[TASK DIRECTIONS]
Scan the entries for the string "text" and give the number of lines that have it, nothing further.

[AVAILABLE RECORDS]

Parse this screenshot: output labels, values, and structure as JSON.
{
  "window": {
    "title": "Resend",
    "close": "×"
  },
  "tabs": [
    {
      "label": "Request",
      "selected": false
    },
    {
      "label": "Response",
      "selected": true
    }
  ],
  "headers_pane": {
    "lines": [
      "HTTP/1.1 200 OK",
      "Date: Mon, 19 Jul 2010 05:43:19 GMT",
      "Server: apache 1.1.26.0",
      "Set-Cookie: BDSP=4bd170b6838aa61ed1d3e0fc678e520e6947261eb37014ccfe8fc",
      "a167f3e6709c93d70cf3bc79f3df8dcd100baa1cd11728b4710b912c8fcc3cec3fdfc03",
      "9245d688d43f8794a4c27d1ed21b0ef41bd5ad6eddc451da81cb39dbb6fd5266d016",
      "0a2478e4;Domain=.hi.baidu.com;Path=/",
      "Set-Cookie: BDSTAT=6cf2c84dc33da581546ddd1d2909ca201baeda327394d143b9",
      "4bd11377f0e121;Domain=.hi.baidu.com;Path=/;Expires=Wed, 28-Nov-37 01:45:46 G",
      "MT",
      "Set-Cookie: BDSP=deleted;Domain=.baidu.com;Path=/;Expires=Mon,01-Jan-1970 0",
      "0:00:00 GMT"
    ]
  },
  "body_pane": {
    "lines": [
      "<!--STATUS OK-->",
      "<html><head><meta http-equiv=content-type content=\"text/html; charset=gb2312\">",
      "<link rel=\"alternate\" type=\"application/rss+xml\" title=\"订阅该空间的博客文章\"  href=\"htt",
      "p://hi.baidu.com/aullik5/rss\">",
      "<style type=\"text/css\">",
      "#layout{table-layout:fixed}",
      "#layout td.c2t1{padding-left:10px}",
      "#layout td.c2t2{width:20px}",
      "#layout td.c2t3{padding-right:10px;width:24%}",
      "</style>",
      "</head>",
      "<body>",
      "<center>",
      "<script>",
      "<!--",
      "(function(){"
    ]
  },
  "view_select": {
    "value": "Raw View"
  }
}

[REPLY TO THE TASK]
2